** Begin RECORDED DATA **

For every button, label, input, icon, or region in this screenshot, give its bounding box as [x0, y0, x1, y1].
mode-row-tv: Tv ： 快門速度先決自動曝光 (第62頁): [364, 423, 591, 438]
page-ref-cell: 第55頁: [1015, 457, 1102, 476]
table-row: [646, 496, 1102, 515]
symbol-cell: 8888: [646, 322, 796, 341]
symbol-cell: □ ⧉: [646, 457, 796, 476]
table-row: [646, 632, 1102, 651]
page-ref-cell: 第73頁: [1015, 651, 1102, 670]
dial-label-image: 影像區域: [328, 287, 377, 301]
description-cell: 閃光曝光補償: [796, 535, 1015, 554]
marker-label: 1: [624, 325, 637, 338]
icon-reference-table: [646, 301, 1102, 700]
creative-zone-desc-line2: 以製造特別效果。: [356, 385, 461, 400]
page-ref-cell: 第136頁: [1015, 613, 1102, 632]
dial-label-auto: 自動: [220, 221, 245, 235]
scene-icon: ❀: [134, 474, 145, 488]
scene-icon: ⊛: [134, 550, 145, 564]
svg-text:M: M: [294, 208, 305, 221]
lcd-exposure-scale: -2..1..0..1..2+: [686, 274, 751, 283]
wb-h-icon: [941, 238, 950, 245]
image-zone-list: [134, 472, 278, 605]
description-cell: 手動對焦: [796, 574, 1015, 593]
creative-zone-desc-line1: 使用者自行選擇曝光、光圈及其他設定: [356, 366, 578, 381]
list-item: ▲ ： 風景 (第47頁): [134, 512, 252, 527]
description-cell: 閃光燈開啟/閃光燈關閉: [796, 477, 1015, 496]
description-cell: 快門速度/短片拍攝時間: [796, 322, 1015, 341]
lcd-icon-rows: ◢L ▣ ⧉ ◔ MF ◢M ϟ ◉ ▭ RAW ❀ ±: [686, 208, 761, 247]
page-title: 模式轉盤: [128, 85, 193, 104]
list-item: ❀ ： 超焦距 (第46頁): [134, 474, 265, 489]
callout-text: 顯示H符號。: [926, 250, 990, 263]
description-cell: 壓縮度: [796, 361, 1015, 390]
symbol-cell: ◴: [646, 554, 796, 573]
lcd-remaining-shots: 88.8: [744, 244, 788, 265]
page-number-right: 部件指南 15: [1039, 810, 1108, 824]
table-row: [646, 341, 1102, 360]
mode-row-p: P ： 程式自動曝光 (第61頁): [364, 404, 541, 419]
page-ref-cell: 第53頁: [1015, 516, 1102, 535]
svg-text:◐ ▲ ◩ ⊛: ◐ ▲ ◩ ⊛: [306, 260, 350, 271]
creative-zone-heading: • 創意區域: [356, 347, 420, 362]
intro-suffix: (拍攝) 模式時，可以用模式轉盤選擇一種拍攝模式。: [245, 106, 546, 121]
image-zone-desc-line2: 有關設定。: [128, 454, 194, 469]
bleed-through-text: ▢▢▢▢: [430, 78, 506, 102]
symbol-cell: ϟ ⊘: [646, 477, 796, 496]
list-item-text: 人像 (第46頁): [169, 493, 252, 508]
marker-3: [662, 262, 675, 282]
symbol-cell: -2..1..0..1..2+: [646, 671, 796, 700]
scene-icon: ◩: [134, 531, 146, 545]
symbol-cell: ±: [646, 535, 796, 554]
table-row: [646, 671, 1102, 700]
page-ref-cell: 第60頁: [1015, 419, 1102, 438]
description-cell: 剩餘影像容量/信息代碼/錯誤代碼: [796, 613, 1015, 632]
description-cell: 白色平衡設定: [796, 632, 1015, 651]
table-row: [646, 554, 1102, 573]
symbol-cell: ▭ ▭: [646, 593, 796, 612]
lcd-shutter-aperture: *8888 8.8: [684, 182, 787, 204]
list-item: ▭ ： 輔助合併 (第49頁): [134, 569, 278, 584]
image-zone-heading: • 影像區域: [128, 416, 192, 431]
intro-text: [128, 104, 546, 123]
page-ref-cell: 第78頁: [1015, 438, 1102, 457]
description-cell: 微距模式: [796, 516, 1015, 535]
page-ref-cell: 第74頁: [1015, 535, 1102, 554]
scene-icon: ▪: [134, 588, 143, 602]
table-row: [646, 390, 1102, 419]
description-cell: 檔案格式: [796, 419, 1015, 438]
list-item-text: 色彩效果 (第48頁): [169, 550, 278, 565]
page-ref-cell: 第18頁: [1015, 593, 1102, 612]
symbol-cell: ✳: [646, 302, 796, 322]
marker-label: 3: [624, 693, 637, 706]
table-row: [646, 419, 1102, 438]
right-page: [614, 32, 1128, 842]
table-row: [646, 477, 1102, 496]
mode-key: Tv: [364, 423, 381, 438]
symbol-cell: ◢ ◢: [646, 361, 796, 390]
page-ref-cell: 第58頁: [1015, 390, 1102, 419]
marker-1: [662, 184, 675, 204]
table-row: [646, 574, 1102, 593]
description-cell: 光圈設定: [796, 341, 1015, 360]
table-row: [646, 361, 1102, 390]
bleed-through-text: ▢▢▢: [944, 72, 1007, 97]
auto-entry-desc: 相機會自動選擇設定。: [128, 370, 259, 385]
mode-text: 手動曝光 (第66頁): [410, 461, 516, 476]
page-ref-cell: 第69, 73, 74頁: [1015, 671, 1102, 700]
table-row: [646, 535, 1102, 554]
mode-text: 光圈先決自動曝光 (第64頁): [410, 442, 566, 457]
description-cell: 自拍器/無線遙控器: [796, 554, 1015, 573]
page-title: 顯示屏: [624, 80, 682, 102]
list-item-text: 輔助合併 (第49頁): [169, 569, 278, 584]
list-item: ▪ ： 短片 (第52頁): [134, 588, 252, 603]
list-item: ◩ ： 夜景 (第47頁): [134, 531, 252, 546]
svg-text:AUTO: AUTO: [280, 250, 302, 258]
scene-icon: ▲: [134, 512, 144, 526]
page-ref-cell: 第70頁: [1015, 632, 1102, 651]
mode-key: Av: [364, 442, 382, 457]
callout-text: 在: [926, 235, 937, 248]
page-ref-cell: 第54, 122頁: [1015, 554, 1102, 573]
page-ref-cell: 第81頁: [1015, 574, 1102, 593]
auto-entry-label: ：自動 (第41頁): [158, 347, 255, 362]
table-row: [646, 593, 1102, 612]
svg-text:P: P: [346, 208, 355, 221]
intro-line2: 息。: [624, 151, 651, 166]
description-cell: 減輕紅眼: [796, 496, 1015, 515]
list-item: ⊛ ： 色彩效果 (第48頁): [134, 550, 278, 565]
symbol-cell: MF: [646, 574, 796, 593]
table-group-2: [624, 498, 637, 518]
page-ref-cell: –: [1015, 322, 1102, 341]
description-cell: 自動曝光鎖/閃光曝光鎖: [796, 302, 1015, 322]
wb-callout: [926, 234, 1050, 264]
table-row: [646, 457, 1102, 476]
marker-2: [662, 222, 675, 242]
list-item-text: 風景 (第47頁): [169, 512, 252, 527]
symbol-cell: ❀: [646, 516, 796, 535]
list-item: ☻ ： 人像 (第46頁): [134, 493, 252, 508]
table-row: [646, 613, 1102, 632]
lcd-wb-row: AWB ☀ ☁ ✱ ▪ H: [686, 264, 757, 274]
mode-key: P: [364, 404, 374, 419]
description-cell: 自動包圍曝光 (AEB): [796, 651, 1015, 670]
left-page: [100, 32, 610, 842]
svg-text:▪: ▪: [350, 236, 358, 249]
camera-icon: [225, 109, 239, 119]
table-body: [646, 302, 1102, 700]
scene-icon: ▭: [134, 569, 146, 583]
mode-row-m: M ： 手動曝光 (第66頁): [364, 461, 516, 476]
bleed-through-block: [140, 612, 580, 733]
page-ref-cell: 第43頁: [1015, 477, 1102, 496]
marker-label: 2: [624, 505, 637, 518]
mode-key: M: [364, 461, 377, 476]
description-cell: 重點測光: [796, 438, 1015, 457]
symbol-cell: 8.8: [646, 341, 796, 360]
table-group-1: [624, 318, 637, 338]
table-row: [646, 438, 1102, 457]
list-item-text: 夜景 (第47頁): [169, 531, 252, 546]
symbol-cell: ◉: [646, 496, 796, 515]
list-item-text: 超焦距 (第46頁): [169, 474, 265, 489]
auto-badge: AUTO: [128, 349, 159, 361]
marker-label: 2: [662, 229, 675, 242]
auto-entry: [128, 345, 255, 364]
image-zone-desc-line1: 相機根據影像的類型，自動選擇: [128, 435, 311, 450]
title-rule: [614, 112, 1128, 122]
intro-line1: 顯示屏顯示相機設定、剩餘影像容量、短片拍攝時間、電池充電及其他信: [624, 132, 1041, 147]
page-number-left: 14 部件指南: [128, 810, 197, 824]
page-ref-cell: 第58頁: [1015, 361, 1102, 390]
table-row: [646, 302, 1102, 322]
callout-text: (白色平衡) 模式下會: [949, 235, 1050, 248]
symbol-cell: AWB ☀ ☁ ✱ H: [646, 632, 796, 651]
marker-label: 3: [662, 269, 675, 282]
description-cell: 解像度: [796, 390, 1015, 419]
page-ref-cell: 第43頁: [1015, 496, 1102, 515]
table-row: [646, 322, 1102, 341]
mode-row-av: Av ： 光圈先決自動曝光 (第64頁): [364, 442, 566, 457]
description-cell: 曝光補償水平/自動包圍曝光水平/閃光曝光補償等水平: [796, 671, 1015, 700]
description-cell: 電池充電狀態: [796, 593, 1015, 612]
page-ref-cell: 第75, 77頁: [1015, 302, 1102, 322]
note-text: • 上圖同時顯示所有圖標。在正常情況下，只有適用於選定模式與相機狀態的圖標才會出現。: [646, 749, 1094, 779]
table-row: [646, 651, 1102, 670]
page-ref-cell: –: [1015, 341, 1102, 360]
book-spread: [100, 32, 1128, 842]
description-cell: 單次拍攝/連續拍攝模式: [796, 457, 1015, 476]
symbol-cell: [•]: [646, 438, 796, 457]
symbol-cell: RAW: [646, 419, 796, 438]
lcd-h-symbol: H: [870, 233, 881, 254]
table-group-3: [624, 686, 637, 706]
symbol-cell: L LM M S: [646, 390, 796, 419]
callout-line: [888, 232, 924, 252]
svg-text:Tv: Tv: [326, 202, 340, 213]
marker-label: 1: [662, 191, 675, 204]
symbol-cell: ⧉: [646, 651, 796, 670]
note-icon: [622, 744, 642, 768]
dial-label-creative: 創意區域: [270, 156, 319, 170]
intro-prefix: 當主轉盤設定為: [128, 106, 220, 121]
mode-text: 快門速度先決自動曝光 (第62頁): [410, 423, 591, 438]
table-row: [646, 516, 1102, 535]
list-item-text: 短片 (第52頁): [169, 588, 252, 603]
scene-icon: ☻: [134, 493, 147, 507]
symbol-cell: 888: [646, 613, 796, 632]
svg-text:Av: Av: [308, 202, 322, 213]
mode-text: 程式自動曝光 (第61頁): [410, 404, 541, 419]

** End RECORDED DATA **

> **PROMPT**
Arrange the lines of the data as a numbered list, starting at the first line and ending at the line that contains "svg-text:M: M: [294, 208, 305, 221]", with both of those lines included and any blank lines left out.

> **EXPECTED ANSWER**
1. For every button, label, input, icon, or region in this screenshot, give its bounding box as [x0, y0, x1, y1].
2. mode-row-tv: Tv ： 快門速度先決自動曝光 (第62頁): [364, 423, 591, 438]
3. page-ref-cell: 第55頁: [1015, 457, 1102, 476]
4. table-row: [646, 496, 1102, 515]
5. symbol-cell: 8888: [646, 322, 796, 341]
6. symbol-cell: □ ⧉: [646, 457, 796, 476]
7. table-row: [646, 632, 1102, 651]
8. page-ref-cell: 第73頁: [1015, 651, 1102, 670]
9. dial-label-image: 影像區域: [328, 287, 377, 301]
10. description-cell: 閃光曝光補償: [796, 535, 1015, 554]
11. marker-label: 1: [624, 325, 637, 338]
12. icon-reference-table: [646, 301, 1102, 700]
13. creative-zone-desc-line2: 以製造特別效果。: [356, 385, 461, 400]
14. page-ref-cell: 第136頁: [1015, 613, 1102, 632]
15. dial-label-auto: 自動: [220, 221, 245, 235]
16. scene-icon: ❀: [134, 474, 145, 488]
17. scene-icon: ⊛: [134, 550, 145, 564]
18. svg-text:M: M: [294, 208, 305, 221]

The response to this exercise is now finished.